Start of Given data
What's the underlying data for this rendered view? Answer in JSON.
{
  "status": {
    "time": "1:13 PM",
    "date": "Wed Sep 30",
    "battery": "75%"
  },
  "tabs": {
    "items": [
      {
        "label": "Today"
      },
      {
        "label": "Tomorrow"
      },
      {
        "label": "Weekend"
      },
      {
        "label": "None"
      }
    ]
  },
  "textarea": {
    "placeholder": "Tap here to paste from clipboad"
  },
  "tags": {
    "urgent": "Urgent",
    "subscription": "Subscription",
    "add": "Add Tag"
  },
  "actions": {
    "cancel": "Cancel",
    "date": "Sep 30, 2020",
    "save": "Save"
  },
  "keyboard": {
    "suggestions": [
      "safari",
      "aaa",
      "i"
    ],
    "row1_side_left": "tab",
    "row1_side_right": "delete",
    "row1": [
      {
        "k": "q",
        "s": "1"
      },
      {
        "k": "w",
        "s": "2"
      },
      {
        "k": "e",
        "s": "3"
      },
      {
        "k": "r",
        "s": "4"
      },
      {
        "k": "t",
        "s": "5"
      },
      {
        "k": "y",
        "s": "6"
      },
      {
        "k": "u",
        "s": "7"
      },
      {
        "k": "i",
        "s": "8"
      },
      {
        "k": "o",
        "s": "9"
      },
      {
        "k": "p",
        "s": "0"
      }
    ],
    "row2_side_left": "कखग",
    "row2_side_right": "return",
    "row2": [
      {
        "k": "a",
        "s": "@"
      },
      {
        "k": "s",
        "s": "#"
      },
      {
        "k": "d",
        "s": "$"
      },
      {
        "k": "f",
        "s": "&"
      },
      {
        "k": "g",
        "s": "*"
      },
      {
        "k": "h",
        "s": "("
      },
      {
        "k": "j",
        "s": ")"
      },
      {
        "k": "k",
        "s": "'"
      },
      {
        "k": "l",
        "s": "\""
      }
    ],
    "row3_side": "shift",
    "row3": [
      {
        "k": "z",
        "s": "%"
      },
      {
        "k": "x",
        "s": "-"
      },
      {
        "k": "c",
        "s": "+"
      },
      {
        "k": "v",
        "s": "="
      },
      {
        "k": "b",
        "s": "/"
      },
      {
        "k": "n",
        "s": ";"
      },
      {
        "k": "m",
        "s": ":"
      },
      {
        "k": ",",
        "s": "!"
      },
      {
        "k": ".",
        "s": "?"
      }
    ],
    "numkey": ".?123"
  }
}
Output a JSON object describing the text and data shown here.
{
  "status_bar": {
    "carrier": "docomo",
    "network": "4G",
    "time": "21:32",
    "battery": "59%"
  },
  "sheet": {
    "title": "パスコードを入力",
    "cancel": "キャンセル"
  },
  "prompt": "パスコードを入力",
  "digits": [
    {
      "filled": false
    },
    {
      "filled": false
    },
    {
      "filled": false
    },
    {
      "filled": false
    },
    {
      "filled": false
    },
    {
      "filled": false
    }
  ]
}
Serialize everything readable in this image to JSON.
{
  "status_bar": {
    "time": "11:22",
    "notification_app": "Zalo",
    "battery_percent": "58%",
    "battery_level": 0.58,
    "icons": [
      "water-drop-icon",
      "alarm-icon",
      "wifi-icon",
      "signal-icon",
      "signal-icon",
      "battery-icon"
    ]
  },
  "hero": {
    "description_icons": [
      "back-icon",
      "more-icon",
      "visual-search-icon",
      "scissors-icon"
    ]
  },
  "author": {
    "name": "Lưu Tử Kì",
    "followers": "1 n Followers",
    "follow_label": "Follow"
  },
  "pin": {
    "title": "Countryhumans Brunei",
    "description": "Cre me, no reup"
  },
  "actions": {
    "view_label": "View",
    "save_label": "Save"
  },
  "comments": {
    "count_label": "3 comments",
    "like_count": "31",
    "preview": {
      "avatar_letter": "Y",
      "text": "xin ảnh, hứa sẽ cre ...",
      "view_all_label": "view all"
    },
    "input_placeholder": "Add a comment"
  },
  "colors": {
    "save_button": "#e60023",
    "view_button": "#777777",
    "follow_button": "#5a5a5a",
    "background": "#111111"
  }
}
End of Given data
Go back to the data above and please quote exactly, and only, the lines from the line with "Output a JSON" through its last line.

Output a JSON object describing the text and data shown here.
{
  "status_bar": {
    "carrier": "docomo",
    "network": "4G",
    "time": "21:32",
    "battery": "59%"
  },
  "sheet": {
    "title": "パスコードを入力",
    "cancel": "キャンセル"
  },
  "prompt": "パスコードを入力",
  "digits": [
    {
      "filled": false
    },
    {
      "filled": false
    },
    {
      "filled": false
    },
    {
      "filled": false
    },
    {
      "filled": false
    },
    {
      "filled": false
    }
  ]
}
Serialize everything readable in this image to JSON.
{
  "status_bar": {
    "time": "11:22",
    "notification_app": "Zalo",
    "battery_percent": "58%",
    "battery_level": 0.58,
    "icons": [
      "water-drop-icon",
      "alarm-icon",
      "wifi-icon",
      "signal-icon",
      "signal-icon",
      "battery-icon"
    ]
  },
  "hero": {
    "description_icons": [
      "back-icon",
      "more-icon",
      "visual-search-icon",
      "scissors-icon"
    ]
  },
  "author": {
    "name": "Lưu Tử Kì",
    "followers": "1 n Followers",
    "follow_label": "Follow"
  },
  "pin": {
    "title": "Countryhumans Brunei",
    "description": "Cre me, no reup"
  },
  "actions": {
    "view_label": "View",
    "save_label": "Save"
  },
  "comments": {
    "count_label": "3 comments",
    "like_count": "31",
    "preview": {
      "avatar_letter": "Y",
      "text": "xin ảnh, hứa sẽ cre ...",
      "view_all_label": "view all"
    },
    "input_placeholder": "Add a comment"
  },
  "colors": {
    "save_button": "#e60023",
    "view_button": "#777777",
    "follow_button": "#5a5a5a",
    "background": "#111111"
  }
}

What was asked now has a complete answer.